## Required work:
Quote the data below in full, minus the images.
═════ Supplied data ═════
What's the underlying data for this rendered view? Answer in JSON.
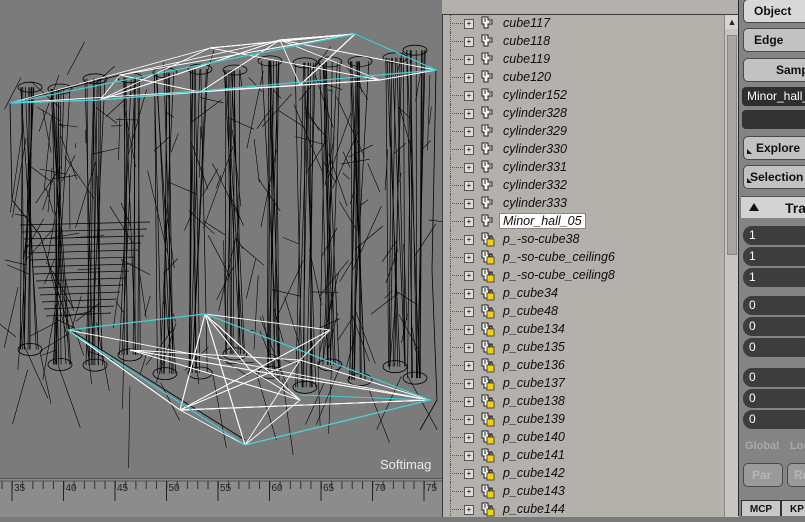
{
  "viewport": {
    "overlay_label": "Softimag"
  },
  "timeline": {
    "ticks": [
      "35",
      "40",
      "45",
      "50",
      "55",
      "60",
      "65",
      "70",
      "75"
    ]
  },
  "explorer": {
    "items": [
      {
        "label": "cube117",
        "icon": "mesh-object-icon"
      },
      {
        "label": "cube118",
        "icon": "mesh-object-icon"
      },
      {
        "label": "cube119",
        "icon": "mesh-object-icon"
      },
      {
        "label": "cube120",
        "icon": "mesh-object-icon"
      },
      {
        "label": "cylinder152",
        "icon": "mesh-object-icon"
      },
      {
        "label": "cylinder328",
        "icon": "mesh-object-icon"
      },
      {
        "label": "cylinder329",
        "icon": "mesh-object-icon"
      },
      {
        "label": "cylinder330",
        "icon": "mesh-object-icon"
      },
      {
        "label": "cylinder331",
        "icon": "mesh-object-icon"
      },
      {
        "label": "cylinder332",
        "icon": "mesh-object-icon"
      },
      {
        "label": "cylinder333",
        "icon": "mesh-object-icon"
      },
      {
        "label": "Minor_hall_05",
        "icon": "mesh-object-icon",
        "selected": true
      },
      {
        "label": "p_-so-cube38",
        "icon": "locked-object-icon"
      },
      {
        "label": "p_-so-cube_ceiling6",
        "icon": "locked-object-icon"
      },
      {
        "label": "p_-so-cube_ceiling8",
        "icon": "locked-object-icon"
      },
      {
        "label": "p_cube34",
        "icon": "locked-object-icon"
      },
      {
        "label": "p_cube48",
        "icon": "locked-object-icon"
      },
      {
        "label": "p_cube134",
        "icon": "locked-object-icon"
      },
      {
        "label": "p_cube135",
        "icon": "locked-object-icon"
      },
      {
        "label": "p_cube136",
        "icon": "locked-object-icon"
      },
      {
        "label": "p_cube137",
        "icon": "locked-object-icon"
      },
      {
        "label": "p_cube138",
        "icon": "locked-object-icon"
      },
      {
        "label": "p_cube139",
        "icon": "locked-object-icon"
      },
      {
        "label": "p_cube140",
        "icon": "locked-object-icon"
      },
      {
        "label": "p_cube141",
        "icon": "locked-object-icon"
      },
      {
        "label": "p_cube142",
        "icon": "locked-object-icon"
      },
      {
        "label": "p_cube143",
        "icon": "locked-object-icon"
      },
      {
        "label": "p_cube144",
        "icon": "locked-object-icon"
      }
    ]
  },
  "panel": {
    "object_label": "Object",
    "edge_label": "Edge",
    "sample_label": "Samp",
    "name_field": "Minor_hall_",
    "explore_label": "Explore",
    "selection_label": "Selection",
    "transform_header": "Tra",
    "scale_values": [
      "1",
      "1",
      "1"
    ],
    "rotate_values": [
      "0",
      "0",
      "0"
    ],
    "translate_values": [
      "0",
      "0",
      "0"
    ],
    "global_label": "Global",
    "local_label": "Loc",
    "par_label": "Par",
    "ref_label": "Re",
    "mcp_label": "MCP",
    "kp_label": "KP"
  },
  "colors": {
    "explorer_bg": "#b4b0ac",
    "viewport_bg": "#7b7b7b",
    "selection_cyan": "#3fd0d8",
    "wire_black": "#000000"
  }
}
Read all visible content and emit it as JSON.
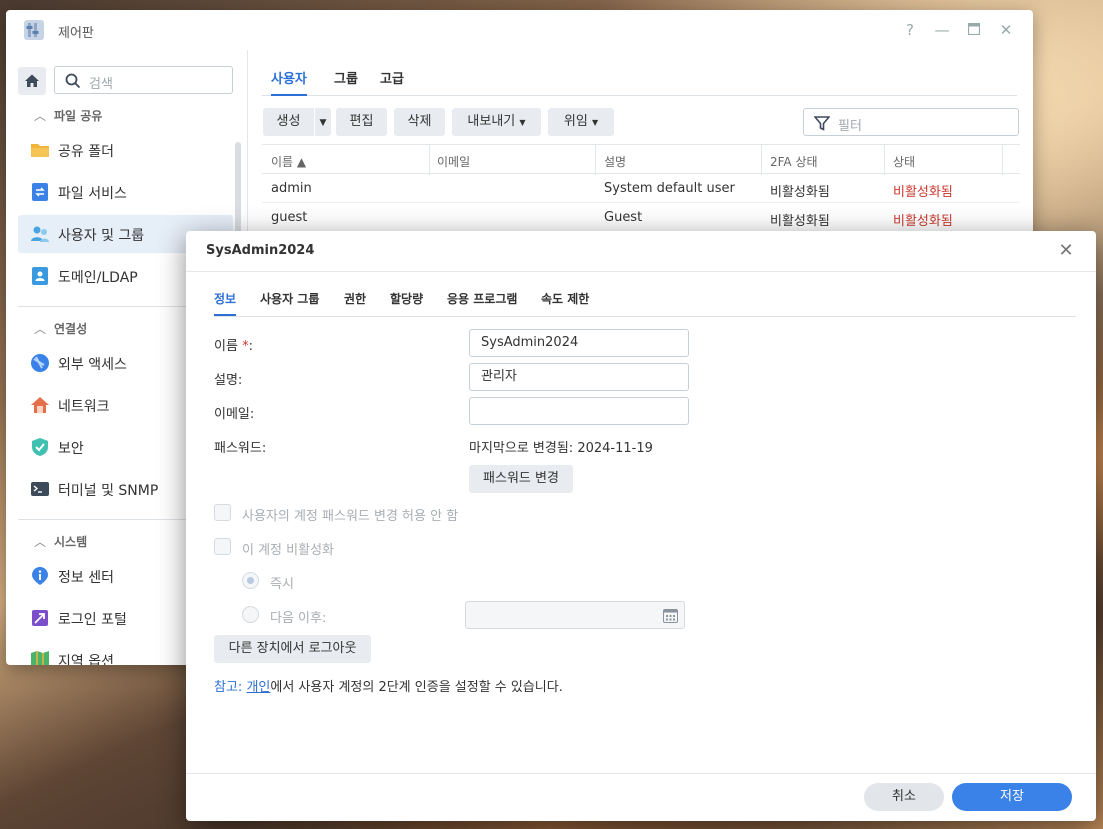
═════
## Output for this exercise:
What's the underlying data for this rendered view? Answer in JSON.
{
  "viewport": {
    "overlay_label": "Softimag"
  },
  "timeline": {
    "ticks": [
      "35",
      "40",
      "45",
      "50",
      "55",
      "60",
      "65",
      "70",
      "75"
    ]
  },
  "explorer": {
    "items": [
      {
        "label": "cube117",
        "icon": "mesh-object-icon"
      },
      {
        "label": "cube118",
        "icon": "mesh-object-icon"
      },
      {
        "label": "cube119",
        "icon": "mesh-object-icon"
      },
      {
        "label": "cube120",
        "icon": "mesh-object-icon"
      },
      {
        "label": "cylinder152",
        "icon": "mesh-object-icon"
      },
      {
        "label": "cylinder328",
        "icon": "mesh-object-icon"
      },
      {
        "label": "cylinder329",
        "icon": "mesh-object-icon"
      },
      {
        "label": "cylinder330",
        "icon": "mesh-object-icon"
      },
      {
        "label": "cylinder331",
        "icon": "mesh-object-icon"
      },
      {
        "label": "cylinder332",
        "icon": "mesh-object-icon"
      },
      {
        "label": "cylinder333",
        "icon": "mesh-object-icon"
      },
      {
        "label": "Minor_hall_05",
        "icon": "mesh-object-icon",
        "selected": true
      },
      {
        "label": "p_-so-cube38",
        "icon": "locked-object-icon"
      },
      {
        "label": "p_-so-cube_ceiling6",
        "icon": "locked-object-icon"
      },
      {
        "label": "p_-so-cube_ceiling8",
        "icon": "locked-object-icon"
      },
      {
        "label": "p_cube34",
        "icon": "locked-object-icon"
      },
      {
        "label": "p_cube48",
        "icon": "locked-object-icon"
      },
      {
        "label": "p_cube134",
        "icon": "locked-object-icon"
      },
      {
        "label": "p_cube135",
        "icon": "locked-object-icon"
      },
      {
        "label": "p_cube136",
        "icon": "locked-object-icon"
      },
      {
        "label": "p_cube137",
        "icon": "locked-object-icon"
      },
      {
        "label": "p_cube138",
        "icon": "locked-object-icon"
      },
      {
        "label": "p_cube139",
        "icon": "locked-object-icon"
      },
      {
        "label": "p_cube140",
        "icon": "locked-object-icon"
      },
      {
        "label": "p_cube141",
        "icon": "locked-object-icon"
      },
      {
        "label": "p_cube142",
        "icon": "locked-object-icon"
      },
      {
        "label": "p_cube143",
        "icon": "locked-object-icon"
      },
      {
        "label": "p_cube144",
        "icon": "locked-object-icon"
      }
    ]
  },
  "panel": {
    "object_label": "Object",
    "edge_label": "Edge",
    "sample_label": "Samp",
    "name_field": "Minor_hall_",
    "explore_label": "Explore",
    "selection_label": "Selection",
    "transform_header": "Tra",
    "scale_values": [
      "1",
      "1",
      "1"
    ],
    "rotate_values": [
      "0",
      "0",
      "0"
    ],
    "translate_values": [
      "0",
      "0",
      "0"
    ],
    "global_label": "Global",
    "local_label": "Loc",
    "par_label": "Par",
    "ref_label": "Re",
    "mcp_label": "MCP",
    "kp_label": "KP"
  },
  "colors": {
    "explorer_bg": "#b4b0ac",
    "viewport_bg": "#7b7b7b",
    "selection_cyan": "#3fd0d8",
    "wire_black": "#000000"
  }
}
Read all visible content and emit it as JSON.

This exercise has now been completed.